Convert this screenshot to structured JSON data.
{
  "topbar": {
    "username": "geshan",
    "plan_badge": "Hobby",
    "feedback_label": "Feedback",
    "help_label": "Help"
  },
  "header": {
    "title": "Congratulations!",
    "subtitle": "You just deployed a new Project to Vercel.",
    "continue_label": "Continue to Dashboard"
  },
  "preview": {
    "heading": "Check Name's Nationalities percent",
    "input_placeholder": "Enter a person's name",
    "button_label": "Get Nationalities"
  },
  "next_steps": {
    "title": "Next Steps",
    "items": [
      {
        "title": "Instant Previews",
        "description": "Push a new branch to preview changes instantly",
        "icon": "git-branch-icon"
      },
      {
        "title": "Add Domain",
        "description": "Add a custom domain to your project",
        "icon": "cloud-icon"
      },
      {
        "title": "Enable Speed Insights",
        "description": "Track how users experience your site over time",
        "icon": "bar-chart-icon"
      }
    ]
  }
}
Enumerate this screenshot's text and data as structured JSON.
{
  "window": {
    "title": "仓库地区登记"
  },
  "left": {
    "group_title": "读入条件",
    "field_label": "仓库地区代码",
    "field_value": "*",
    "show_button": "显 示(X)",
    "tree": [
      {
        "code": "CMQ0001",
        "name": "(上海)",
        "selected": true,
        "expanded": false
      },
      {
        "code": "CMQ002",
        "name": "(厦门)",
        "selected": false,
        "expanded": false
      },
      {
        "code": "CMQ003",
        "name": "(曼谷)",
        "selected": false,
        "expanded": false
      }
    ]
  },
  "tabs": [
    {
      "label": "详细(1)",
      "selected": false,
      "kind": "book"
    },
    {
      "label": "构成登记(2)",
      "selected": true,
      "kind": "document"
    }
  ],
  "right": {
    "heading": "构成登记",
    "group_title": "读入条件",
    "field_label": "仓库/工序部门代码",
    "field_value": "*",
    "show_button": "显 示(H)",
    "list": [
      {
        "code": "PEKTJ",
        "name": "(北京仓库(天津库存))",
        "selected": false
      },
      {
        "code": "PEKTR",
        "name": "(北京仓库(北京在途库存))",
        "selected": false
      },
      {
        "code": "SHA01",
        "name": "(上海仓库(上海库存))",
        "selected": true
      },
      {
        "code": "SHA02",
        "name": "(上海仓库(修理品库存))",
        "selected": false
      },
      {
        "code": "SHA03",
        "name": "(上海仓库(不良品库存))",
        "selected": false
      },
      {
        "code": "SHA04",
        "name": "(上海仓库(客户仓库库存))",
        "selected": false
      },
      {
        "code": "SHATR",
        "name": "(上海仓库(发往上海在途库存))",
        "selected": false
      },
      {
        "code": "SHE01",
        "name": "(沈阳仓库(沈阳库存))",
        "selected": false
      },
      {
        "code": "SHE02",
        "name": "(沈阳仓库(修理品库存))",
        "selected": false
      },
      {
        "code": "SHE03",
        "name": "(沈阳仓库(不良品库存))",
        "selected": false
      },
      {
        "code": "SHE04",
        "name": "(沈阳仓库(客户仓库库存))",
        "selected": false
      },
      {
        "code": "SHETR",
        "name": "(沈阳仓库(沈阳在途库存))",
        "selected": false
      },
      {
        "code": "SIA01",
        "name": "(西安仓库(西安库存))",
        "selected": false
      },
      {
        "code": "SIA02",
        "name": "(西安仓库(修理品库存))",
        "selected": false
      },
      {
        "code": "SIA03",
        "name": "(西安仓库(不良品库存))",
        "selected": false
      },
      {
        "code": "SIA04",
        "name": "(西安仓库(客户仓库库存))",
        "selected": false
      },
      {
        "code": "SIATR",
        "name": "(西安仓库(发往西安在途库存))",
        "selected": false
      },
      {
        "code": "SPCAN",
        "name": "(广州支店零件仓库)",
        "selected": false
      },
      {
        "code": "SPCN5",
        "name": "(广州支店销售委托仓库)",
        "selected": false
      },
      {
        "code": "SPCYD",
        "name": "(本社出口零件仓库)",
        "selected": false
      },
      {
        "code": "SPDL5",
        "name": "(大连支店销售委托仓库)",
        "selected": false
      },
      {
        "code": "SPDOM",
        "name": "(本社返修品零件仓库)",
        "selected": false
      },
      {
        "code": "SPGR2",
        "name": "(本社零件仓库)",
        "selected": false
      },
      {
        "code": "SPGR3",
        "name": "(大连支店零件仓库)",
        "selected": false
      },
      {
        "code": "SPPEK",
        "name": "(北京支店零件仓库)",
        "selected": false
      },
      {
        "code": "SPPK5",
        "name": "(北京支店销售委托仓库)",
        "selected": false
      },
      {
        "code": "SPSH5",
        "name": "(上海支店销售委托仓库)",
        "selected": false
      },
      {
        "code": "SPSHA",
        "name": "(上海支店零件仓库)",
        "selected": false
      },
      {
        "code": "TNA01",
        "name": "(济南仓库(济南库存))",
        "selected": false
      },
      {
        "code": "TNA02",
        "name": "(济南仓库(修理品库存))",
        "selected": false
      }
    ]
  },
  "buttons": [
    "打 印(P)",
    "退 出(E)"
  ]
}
○ ○ ○ ○
> **Short problem**: How many lines of the listing above include the word "沈阳仓库"? Reply with the number alone.

> **Output**: 5